_Exercise directions_:
Go through the lines below and copy each one that holds the string "studierte".

━━━━

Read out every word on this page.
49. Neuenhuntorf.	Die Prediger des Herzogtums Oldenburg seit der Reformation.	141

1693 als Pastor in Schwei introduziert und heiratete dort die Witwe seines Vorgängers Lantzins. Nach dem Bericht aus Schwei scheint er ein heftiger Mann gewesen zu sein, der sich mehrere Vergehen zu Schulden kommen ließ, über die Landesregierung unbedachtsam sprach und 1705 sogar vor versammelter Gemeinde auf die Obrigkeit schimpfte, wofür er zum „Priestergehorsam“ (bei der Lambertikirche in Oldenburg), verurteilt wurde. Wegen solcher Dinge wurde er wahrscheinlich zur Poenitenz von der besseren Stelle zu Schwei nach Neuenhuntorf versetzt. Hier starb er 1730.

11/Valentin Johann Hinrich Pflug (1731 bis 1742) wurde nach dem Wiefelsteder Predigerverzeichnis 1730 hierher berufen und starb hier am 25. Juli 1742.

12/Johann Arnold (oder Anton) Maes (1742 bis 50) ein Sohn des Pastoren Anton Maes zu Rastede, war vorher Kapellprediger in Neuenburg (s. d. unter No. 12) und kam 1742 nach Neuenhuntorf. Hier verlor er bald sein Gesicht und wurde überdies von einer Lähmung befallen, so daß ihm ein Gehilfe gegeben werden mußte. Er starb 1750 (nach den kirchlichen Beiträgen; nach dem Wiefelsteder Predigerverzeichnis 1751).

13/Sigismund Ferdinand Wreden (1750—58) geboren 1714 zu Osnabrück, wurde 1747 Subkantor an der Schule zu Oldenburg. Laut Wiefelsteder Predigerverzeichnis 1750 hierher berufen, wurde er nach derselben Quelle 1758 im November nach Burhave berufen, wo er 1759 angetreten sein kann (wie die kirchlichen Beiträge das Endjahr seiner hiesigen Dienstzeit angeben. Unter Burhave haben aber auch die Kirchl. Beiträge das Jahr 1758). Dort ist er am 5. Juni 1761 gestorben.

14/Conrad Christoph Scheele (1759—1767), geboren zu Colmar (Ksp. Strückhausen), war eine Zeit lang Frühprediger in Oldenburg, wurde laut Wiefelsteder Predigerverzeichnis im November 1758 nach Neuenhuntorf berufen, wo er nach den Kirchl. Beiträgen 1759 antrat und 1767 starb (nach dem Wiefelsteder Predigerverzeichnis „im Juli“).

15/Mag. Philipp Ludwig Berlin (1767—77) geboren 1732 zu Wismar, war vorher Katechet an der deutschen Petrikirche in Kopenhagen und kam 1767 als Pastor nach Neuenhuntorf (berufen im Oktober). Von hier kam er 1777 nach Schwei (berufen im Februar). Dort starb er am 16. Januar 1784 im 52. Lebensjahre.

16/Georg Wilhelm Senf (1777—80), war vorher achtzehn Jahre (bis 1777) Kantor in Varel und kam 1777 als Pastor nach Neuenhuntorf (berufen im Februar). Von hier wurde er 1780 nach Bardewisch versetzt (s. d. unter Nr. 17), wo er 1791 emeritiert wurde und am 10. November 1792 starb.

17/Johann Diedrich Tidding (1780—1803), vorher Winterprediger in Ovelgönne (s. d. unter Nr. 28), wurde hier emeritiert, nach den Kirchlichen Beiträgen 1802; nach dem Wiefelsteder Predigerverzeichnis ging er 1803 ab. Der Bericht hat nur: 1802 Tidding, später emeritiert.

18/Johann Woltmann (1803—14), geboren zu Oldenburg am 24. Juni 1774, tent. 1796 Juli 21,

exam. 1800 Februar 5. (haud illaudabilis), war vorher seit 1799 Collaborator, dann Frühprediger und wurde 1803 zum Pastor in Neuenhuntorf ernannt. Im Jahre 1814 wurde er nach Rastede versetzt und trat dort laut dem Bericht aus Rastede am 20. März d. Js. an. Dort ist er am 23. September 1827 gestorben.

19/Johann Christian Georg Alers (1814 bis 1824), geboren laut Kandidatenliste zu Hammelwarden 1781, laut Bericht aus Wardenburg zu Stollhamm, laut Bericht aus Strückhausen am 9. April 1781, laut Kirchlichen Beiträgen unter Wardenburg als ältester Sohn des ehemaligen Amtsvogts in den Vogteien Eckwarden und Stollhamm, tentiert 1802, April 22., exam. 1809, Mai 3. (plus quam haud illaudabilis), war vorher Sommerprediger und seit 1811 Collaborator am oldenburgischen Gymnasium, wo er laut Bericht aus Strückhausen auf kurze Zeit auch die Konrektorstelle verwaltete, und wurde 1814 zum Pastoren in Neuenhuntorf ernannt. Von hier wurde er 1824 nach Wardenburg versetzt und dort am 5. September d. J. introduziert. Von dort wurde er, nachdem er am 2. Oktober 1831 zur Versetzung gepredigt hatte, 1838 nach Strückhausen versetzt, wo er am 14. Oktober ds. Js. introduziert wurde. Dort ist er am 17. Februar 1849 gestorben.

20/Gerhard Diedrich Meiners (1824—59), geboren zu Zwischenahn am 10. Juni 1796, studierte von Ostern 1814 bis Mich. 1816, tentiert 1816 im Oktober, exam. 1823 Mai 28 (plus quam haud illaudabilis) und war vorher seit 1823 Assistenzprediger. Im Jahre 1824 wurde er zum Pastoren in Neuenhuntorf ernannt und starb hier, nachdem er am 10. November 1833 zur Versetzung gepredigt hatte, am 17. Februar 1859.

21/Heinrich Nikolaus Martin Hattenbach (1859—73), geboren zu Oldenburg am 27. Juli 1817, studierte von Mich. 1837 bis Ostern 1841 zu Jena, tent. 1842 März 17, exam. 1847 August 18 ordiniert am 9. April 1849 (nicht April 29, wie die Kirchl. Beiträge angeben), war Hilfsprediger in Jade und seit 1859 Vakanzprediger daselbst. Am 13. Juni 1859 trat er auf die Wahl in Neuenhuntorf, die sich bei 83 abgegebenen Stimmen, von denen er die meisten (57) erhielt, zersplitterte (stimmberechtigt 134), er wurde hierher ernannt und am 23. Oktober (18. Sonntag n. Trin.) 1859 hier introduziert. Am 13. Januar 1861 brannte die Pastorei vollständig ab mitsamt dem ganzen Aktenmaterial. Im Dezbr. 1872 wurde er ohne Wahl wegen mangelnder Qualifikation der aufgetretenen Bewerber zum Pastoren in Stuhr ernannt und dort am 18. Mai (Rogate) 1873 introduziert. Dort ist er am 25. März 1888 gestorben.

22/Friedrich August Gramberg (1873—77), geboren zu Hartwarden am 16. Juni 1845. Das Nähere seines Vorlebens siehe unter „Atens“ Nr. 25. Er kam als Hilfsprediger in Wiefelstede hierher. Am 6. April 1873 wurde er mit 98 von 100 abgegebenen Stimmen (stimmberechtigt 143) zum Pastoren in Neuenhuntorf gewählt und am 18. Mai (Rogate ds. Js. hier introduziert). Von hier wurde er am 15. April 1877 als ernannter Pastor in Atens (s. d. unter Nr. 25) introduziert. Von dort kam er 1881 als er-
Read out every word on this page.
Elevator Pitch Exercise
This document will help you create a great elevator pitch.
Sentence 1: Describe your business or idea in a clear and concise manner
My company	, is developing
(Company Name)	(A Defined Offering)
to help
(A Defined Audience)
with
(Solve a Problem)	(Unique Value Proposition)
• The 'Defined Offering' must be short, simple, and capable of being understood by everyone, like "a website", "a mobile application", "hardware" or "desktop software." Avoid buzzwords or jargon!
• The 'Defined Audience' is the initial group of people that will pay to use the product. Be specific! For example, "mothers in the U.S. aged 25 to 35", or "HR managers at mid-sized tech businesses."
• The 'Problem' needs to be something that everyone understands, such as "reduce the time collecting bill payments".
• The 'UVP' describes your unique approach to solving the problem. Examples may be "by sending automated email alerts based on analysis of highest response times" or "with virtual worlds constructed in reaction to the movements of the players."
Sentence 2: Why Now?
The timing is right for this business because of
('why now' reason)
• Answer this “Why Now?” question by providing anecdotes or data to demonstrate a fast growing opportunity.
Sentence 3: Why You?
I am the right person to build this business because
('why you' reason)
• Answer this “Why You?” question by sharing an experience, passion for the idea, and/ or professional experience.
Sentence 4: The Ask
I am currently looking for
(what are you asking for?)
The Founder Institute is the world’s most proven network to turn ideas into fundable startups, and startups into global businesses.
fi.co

━━━━

_Output of the task_:
20/Gerhard Diedrich Meiners (1824—59), geboren zu Zwischenahn am 10. Juni 1796, studierte von Ostern 1814 bis Mich. 1816, tentiert 1816 im Oktober, exam. 1823 Mai 28 (plus quam haud illaudabilis) und war vorher seit 1823 Assistenzprediger. Im Jahre 1824 wurde er zum Pastoren in Neuenhuntorf ernannt und starb hier, nachdem er am 10. November 1833 zur Versetzung gepredigt hatte, am 17. Februar 1859.
21/Heinrich Nikolaus Martin Hattenbach (1859—73), geboren zu Oldenburg am 27. Juli 1817, studierte von Mich. 1837 bis Ostern 1841 zu Jena, tent. 1842 März 17, exam. 1847 August 18 ordiniert am 9. April 1849 (nicht April 29, wie die Kirchl. Beiträge angeben), war Hilfsprediger in Jade und seit 1859 Vakanzprediger daselbst. Am 13. Juni 1859 trat er auf die Wahl in Neuenhuntorf, die sich bei 83 abgegebenen Stimmen, von denen er die meisten (57) erhielt, zersplitterte (stimmberechtigt 134), er wurde hierher ernannt und am 23. Oktober (18. Sonntag n. Trin.) 1859 hier introduziert. Am 13. Januar 1861 brannte die Pastorei vollständig ab mitsamt dem ganzen Aktenmaterial. Im Dezbr. 1872 wurde er ohne Wahl wegen mangelnder Qualifikation der aufgetretenen Bewerber zum Pastoren in Stuhr ernannt und dort am 18. Mai (Rogate) 1873 introduziert. Dort ist er am 25. März 1888 gestorben.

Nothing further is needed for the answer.